*WHAT IS ASKED*
For every line in the data below that contains "text", copy the line.

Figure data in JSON

════════════════

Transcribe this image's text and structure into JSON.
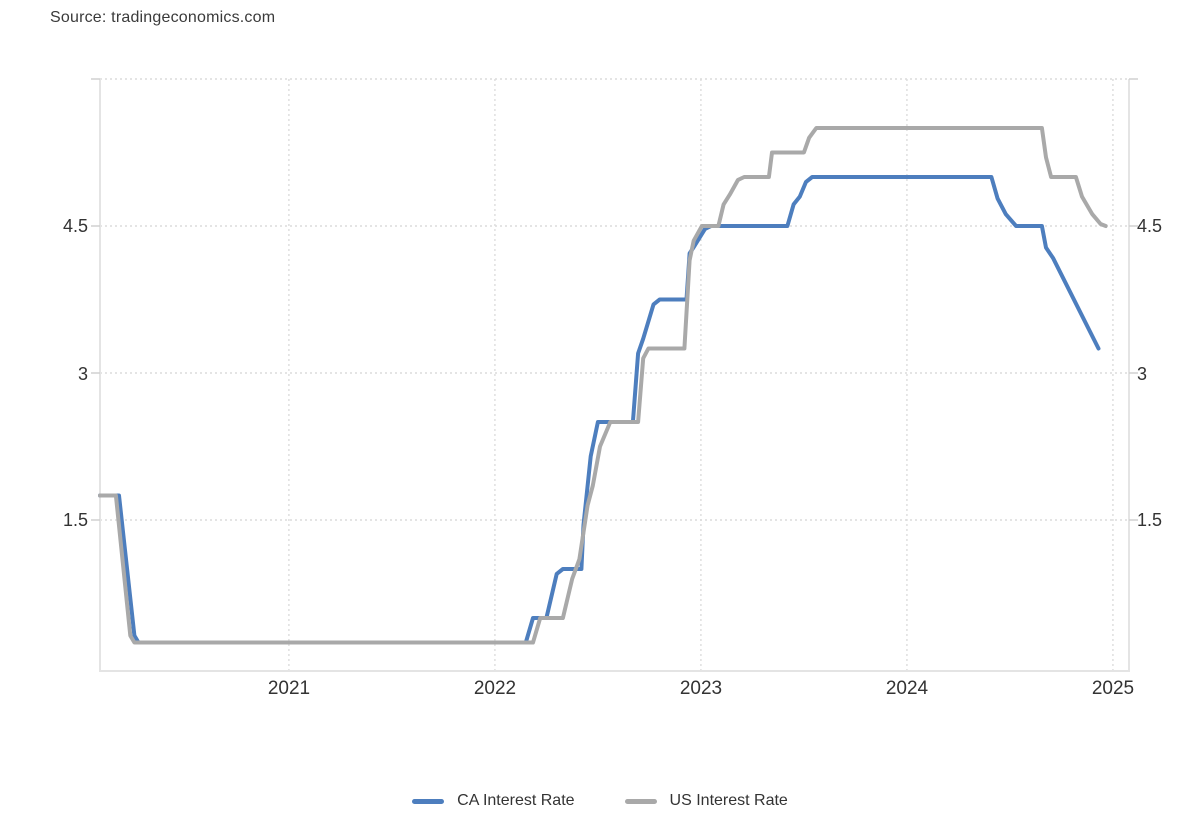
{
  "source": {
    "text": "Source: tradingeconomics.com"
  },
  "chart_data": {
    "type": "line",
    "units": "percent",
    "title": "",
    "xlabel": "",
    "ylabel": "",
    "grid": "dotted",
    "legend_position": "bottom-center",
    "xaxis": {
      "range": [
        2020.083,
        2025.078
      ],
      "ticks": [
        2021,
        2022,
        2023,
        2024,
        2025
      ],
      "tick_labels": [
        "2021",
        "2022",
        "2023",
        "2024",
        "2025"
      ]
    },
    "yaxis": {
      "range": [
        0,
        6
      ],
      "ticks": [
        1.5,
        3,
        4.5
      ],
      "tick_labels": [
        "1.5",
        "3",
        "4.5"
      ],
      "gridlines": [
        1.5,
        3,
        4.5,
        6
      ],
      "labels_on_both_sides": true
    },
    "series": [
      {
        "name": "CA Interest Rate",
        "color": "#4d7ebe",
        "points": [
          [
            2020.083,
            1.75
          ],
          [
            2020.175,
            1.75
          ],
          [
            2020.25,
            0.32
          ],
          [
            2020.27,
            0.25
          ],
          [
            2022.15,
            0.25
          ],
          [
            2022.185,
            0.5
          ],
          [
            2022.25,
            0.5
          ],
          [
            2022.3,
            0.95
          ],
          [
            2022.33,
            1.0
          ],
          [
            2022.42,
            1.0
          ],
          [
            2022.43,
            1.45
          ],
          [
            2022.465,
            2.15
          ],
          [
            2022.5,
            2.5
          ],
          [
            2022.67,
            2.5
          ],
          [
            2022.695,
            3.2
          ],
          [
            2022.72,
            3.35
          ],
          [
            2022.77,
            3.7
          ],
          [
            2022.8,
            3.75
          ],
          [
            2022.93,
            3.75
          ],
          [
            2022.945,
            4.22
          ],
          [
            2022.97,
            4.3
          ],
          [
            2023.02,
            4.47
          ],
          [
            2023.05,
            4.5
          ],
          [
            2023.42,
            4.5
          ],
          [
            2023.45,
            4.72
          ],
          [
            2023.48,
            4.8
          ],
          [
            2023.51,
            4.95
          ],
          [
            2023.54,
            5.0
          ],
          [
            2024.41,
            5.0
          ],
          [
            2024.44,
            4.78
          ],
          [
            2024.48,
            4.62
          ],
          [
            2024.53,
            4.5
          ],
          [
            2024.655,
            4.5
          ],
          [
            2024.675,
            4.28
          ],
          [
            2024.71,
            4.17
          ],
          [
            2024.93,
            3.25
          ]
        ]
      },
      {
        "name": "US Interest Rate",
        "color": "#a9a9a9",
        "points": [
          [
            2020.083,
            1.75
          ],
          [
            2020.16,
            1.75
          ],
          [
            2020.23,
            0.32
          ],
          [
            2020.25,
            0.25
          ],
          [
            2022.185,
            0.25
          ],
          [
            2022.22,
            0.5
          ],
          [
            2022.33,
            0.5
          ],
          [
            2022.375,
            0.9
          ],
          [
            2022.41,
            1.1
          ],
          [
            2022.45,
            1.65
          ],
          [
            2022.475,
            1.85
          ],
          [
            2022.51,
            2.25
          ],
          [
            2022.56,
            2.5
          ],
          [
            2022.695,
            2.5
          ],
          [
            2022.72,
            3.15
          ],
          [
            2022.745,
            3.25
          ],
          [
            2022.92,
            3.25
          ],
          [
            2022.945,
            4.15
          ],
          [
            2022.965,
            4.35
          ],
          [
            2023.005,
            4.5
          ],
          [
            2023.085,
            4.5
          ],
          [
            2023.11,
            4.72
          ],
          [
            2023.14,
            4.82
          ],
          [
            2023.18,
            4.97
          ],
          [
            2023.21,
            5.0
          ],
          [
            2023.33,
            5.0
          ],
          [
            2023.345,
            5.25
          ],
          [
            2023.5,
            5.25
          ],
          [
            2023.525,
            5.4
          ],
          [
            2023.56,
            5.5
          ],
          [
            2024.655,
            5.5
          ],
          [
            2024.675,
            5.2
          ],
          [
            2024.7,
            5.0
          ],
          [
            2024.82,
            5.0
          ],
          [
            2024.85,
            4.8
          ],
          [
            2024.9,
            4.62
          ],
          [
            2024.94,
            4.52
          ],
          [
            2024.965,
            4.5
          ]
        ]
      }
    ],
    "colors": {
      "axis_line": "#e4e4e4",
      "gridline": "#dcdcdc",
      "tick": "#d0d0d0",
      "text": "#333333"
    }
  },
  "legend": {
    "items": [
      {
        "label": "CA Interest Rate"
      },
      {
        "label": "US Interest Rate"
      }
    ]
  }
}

════════════════

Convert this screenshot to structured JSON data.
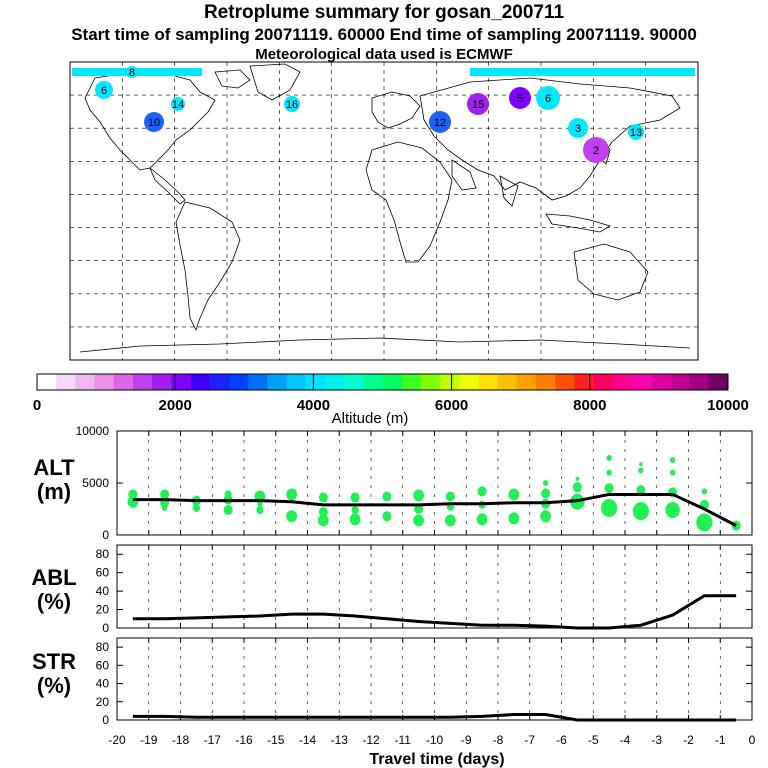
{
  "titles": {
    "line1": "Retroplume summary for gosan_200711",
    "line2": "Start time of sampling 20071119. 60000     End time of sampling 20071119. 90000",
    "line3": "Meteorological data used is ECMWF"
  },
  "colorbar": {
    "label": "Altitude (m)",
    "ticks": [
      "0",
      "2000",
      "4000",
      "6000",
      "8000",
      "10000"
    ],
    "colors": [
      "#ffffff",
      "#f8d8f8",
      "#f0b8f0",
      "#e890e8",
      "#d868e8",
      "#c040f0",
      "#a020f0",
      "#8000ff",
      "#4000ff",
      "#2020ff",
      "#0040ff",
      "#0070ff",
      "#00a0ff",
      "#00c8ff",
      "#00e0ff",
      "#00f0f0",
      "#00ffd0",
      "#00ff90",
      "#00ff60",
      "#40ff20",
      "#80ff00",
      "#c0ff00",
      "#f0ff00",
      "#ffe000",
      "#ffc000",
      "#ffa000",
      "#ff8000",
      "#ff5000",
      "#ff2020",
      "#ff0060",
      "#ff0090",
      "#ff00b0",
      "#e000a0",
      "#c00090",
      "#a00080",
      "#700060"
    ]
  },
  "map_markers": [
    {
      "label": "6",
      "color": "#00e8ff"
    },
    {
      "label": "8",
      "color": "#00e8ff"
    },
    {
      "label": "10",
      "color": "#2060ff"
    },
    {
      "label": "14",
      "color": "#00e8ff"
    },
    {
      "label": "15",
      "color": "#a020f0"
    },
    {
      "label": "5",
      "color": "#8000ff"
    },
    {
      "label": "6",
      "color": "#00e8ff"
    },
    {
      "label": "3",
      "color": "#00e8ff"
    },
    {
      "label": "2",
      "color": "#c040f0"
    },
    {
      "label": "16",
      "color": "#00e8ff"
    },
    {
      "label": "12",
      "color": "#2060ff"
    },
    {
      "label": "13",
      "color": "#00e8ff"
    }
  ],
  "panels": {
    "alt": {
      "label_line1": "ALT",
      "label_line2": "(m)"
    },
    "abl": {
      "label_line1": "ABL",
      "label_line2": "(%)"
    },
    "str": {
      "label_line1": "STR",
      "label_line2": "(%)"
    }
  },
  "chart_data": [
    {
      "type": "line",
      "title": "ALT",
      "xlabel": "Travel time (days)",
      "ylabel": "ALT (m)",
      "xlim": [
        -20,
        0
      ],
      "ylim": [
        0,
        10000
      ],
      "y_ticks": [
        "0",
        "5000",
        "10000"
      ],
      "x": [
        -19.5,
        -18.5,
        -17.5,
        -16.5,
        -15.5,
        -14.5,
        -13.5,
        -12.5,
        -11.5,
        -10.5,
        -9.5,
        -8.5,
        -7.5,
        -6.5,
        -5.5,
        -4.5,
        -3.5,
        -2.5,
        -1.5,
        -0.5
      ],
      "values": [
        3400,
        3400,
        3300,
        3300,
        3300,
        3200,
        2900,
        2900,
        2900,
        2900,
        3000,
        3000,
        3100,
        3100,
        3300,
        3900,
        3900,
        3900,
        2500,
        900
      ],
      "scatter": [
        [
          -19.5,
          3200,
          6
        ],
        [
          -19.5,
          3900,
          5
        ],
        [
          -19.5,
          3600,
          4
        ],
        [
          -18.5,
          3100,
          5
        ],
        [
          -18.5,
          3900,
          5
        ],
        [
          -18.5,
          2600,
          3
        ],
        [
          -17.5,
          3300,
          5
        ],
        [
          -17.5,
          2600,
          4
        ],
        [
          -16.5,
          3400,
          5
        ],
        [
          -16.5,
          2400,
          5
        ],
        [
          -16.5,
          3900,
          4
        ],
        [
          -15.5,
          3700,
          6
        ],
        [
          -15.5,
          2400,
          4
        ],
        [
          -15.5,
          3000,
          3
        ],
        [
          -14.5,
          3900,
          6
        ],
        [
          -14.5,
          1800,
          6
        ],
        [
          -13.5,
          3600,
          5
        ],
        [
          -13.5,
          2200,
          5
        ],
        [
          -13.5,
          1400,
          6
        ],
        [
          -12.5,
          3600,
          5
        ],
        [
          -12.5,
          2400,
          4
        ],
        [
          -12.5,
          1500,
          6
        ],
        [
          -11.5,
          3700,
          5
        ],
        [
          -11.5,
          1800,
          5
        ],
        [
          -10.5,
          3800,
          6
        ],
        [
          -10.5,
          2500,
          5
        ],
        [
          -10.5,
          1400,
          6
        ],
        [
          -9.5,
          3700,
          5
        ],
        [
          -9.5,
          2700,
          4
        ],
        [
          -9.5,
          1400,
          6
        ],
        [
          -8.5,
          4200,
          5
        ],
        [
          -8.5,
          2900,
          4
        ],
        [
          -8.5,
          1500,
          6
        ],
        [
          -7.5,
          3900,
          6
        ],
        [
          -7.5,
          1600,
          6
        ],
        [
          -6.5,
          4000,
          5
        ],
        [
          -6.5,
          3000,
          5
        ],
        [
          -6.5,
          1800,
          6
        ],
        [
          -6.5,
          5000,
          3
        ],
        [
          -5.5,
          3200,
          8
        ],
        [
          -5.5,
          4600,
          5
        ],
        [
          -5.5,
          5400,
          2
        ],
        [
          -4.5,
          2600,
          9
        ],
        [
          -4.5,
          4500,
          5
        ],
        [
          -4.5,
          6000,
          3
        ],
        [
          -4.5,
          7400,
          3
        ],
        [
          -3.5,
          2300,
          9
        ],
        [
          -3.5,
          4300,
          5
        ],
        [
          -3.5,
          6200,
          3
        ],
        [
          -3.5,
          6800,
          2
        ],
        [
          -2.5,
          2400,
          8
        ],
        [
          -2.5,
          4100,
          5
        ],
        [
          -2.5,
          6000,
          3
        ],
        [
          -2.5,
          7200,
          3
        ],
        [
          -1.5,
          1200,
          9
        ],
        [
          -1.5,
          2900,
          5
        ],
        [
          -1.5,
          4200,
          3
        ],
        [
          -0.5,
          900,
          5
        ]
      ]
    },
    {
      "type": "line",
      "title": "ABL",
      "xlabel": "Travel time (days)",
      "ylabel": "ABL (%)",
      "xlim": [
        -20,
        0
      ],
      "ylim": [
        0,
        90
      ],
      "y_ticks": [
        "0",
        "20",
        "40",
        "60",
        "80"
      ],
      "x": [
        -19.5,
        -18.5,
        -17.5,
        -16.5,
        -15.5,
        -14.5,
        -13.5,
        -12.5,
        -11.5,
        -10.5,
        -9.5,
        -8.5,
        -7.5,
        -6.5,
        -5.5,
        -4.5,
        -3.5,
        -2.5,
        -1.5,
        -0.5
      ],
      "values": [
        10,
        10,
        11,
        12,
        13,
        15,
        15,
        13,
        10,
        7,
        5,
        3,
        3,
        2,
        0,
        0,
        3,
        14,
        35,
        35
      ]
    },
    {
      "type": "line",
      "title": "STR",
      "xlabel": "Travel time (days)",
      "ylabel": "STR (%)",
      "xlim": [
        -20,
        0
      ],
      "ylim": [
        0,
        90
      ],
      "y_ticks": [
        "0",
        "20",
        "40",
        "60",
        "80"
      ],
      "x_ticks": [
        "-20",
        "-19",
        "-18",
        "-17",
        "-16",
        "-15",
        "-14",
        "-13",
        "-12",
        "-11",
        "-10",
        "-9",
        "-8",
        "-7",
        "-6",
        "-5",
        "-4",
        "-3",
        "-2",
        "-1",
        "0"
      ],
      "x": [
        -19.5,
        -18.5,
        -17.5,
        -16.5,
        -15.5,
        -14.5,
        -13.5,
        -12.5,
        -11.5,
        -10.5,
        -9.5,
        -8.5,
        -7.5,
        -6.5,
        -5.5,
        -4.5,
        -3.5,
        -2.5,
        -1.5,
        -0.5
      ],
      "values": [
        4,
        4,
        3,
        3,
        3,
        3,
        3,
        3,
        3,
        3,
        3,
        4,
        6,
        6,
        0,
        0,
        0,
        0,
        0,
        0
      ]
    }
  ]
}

════════════════

*THE SOLUTION*
Transcribe this image's text and structure into JSON.
    "text": "Source: tradingeconomics.com"
      "text": "#333333"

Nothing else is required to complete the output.